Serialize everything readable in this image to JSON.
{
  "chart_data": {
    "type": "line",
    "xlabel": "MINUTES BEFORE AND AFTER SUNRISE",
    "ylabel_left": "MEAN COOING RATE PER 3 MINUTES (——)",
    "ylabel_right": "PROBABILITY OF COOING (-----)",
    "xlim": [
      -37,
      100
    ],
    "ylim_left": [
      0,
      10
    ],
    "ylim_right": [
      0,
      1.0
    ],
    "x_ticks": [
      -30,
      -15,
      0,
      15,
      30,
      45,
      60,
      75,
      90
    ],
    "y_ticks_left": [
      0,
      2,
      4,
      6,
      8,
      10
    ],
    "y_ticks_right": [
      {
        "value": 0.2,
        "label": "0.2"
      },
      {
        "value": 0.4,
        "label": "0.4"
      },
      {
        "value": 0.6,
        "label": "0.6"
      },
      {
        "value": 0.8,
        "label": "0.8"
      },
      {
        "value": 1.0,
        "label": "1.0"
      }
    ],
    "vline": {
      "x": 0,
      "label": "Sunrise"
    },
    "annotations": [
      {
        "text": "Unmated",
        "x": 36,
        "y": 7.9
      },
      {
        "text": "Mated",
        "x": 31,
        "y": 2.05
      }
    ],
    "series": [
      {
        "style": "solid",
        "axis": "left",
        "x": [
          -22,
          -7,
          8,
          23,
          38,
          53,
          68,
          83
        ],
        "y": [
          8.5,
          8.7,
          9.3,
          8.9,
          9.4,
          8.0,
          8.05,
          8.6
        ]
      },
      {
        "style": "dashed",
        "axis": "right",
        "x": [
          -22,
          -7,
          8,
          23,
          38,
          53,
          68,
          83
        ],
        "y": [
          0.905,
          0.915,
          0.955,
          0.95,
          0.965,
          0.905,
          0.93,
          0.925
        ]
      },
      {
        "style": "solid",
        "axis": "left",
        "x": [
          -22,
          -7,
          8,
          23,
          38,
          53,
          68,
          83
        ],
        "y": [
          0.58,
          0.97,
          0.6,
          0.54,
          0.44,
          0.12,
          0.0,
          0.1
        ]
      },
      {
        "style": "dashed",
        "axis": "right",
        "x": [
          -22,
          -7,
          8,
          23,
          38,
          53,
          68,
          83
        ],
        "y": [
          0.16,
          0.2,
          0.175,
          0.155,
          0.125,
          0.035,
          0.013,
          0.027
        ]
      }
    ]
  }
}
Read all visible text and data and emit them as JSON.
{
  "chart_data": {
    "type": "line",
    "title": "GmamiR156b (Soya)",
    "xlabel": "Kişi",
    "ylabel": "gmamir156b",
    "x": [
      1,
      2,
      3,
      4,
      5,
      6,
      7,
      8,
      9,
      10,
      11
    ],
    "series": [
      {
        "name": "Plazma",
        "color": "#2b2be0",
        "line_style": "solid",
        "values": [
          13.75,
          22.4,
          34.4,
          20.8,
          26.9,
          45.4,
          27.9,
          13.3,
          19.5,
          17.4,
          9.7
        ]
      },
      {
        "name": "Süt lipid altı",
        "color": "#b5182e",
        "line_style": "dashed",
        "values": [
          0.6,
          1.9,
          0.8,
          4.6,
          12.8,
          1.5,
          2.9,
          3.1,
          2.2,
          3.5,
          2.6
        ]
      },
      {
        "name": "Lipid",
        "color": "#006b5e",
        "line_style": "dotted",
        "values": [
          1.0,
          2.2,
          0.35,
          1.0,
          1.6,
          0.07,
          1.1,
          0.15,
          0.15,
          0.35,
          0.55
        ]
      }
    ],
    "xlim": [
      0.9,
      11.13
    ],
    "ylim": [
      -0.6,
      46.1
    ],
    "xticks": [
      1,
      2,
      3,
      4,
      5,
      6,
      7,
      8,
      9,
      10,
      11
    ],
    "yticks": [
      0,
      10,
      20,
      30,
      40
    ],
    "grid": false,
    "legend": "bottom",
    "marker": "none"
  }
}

--

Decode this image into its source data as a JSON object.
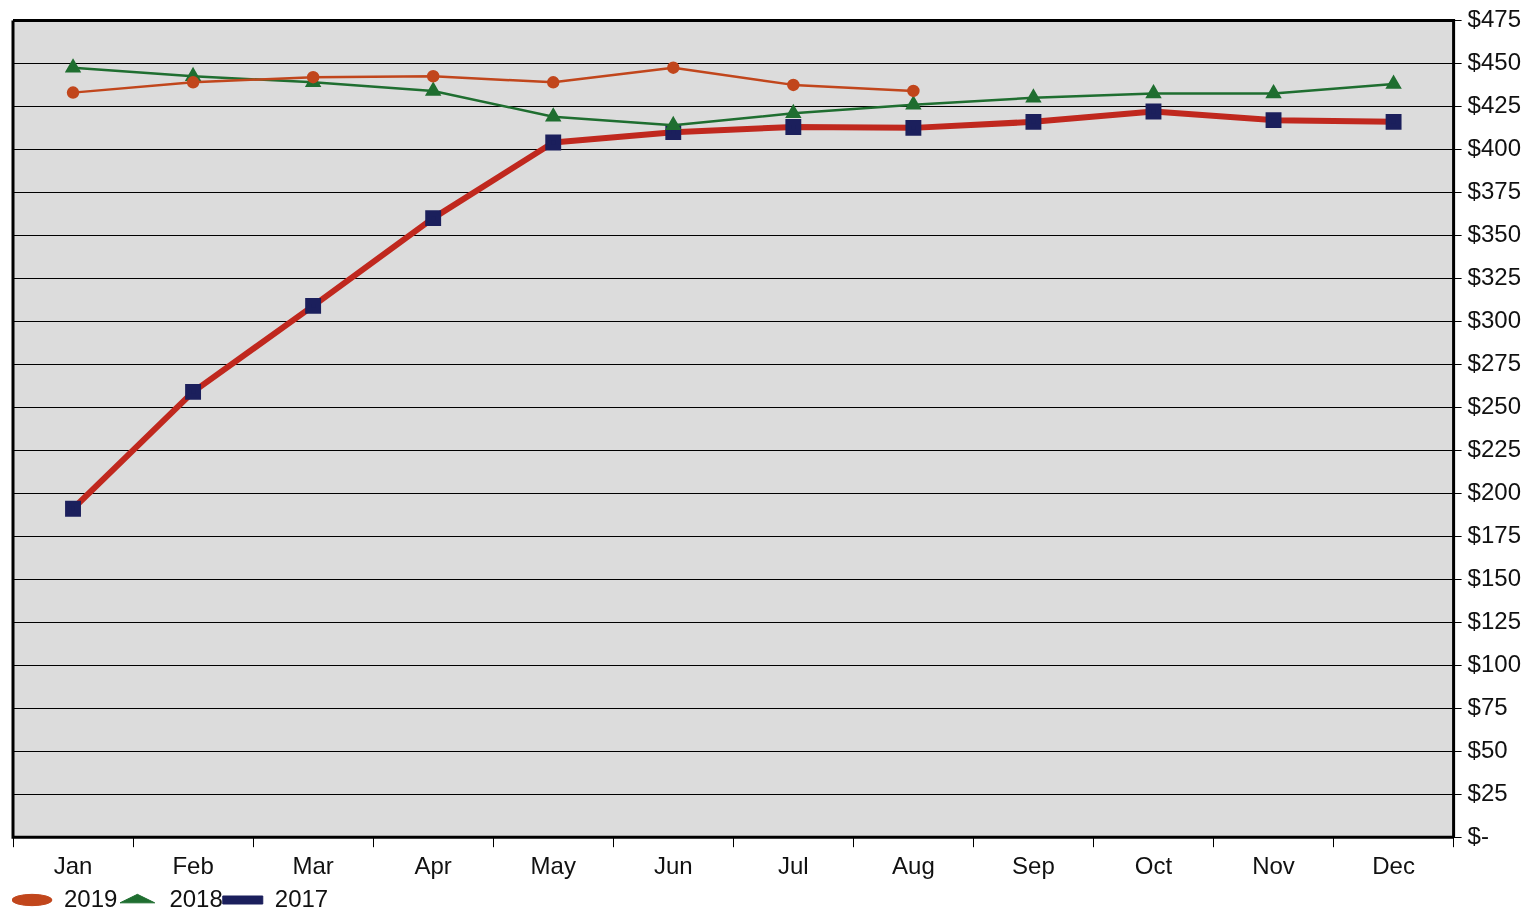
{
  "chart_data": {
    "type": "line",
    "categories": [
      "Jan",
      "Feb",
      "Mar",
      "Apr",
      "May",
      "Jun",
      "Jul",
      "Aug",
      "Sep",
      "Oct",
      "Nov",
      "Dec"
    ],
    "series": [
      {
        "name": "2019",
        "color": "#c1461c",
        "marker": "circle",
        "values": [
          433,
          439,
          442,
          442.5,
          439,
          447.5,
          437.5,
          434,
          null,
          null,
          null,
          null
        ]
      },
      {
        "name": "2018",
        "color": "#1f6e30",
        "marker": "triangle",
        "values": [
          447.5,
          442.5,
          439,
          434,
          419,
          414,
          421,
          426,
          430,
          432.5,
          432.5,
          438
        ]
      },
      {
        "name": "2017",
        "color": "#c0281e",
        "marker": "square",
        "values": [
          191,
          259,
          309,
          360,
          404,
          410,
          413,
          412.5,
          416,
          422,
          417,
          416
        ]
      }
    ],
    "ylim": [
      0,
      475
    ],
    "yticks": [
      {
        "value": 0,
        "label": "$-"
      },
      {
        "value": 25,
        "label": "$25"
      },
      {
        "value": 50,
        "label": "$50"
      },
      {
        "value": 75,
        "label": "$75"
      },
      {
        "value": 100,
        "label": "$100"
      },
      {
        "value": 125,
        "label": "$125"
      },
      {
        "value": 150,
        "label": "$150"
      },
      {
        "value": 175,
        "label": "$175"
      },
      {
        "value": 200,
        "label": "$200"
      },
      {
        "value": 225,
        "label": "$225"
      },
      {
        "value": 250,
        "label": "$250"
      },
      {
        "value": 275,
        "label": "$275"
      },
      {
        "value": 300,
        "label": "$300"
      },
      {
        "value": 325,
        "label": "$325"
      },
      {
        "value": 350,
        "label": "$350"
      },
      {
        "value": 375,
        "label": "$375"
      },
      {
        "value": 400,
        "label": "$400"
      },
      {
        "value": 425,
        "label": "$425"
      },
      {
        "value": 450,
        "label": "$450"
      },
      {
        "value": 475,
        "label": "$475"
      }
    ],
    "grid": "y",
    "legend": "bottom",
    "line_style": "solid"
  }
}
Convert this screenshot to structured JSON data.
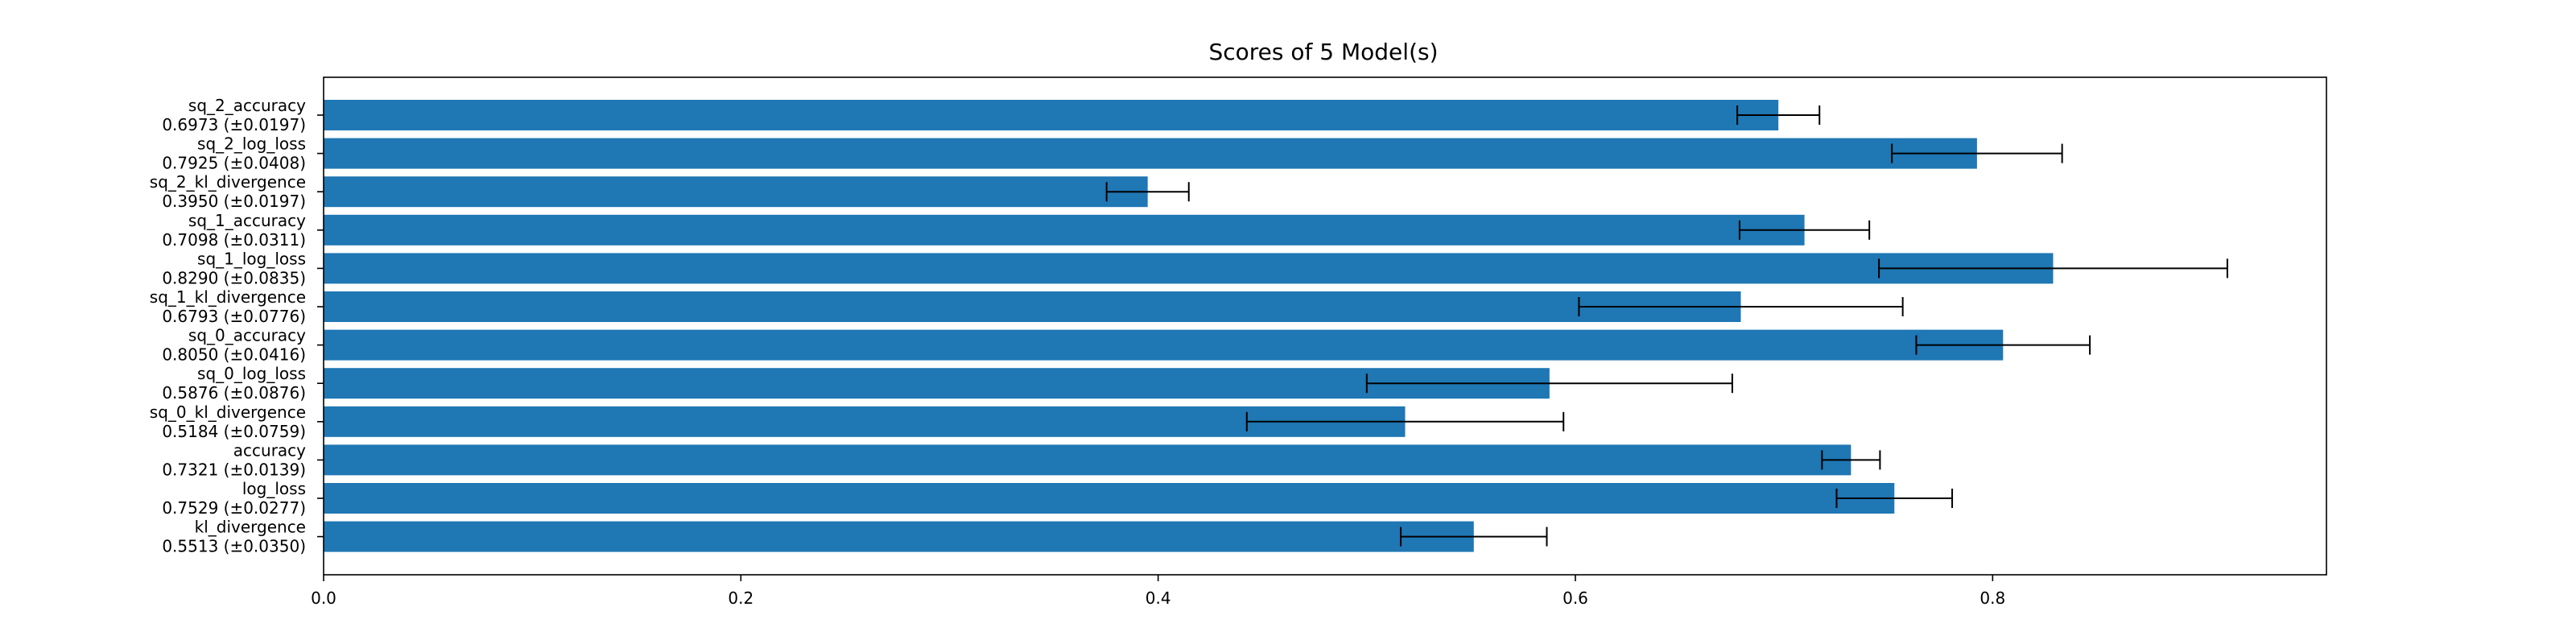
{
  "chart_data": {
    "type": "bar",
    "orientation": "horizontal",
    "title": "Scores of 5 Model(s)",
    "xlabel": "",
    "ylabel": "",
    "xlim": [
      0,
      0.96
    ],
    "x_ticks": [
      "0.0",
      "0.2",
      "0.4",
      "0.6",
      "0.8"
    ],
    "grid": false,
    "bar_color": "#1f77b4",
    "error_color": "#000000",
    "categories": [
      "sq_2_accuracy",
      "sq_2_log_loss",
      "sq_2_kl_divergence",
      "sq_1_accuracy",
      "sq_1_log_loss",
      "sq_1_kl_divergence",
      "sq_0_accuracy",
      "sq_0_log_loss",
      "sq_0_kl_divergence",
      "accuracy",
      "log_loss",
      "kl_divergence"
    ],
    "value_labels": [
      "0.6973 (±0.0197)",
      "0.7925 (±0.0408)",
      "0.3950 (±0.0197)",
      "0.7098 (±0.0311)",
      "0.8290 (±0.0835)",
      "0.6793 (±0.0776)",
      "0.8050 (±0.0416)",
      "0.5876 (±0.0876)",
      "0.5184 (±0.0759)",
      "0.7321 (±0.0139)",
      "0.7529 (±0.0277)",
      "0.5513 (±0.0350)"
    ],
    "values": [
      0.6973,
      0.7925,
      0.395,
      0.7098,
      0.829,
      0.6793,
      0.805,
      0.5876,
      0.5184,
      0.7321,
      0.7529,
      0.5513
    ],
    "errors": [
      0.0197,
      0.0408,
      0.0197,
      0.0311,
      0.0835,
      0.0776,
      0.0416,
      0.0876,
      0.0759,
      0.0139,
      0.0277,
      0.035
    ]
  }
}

--

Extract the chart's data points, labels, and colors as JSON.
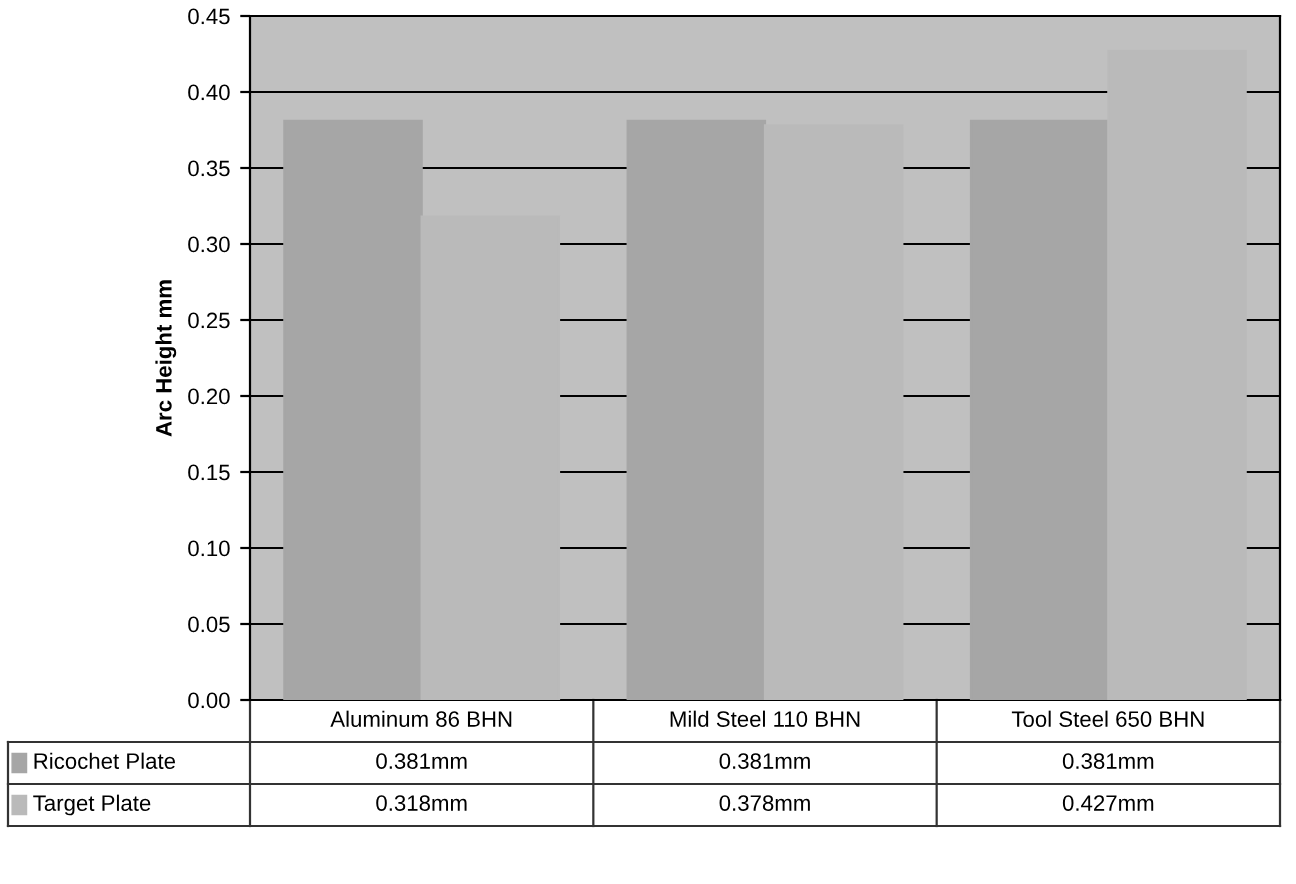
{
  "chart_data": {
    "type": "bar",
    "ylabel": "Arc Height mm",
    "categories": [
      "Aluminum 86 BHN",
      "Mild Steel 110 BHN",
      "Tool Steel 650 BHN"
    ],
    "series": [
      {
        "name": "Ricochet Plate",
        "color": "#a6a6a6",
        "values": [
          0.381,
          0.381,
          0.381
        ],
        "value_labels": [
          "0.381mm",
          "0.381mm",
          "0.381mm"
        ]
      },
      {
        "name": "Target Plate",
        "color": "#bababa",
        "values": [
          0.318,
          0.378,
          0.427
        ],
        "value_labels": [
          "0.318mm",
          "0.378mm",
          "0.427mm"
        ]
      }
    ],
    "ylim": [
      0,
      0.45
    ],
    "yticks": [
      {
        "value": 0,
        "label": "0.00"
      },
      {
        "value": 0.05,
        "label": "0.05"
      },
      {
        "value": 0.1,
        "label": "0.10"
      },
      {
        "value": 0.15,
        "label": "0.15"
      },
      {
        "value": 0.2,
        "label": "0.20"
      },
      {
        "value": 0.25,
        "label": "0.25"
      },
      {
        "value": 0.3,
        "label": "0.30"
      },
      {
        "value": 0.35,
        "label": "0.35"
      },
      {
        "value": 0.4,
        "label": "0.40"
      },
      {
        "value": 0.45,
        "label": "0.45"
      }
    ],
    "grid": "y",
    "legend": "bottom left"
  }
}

- _YOUR OBJECTIVE_
Gather each line in these records that contains the string "xlabel".

- _WRITTEN RESPONSE_
    "xlabel": "MINUTES BEFORE AND AFTER SUNRISE",
    "xlabel": "Kişi",
    "xlabel": "",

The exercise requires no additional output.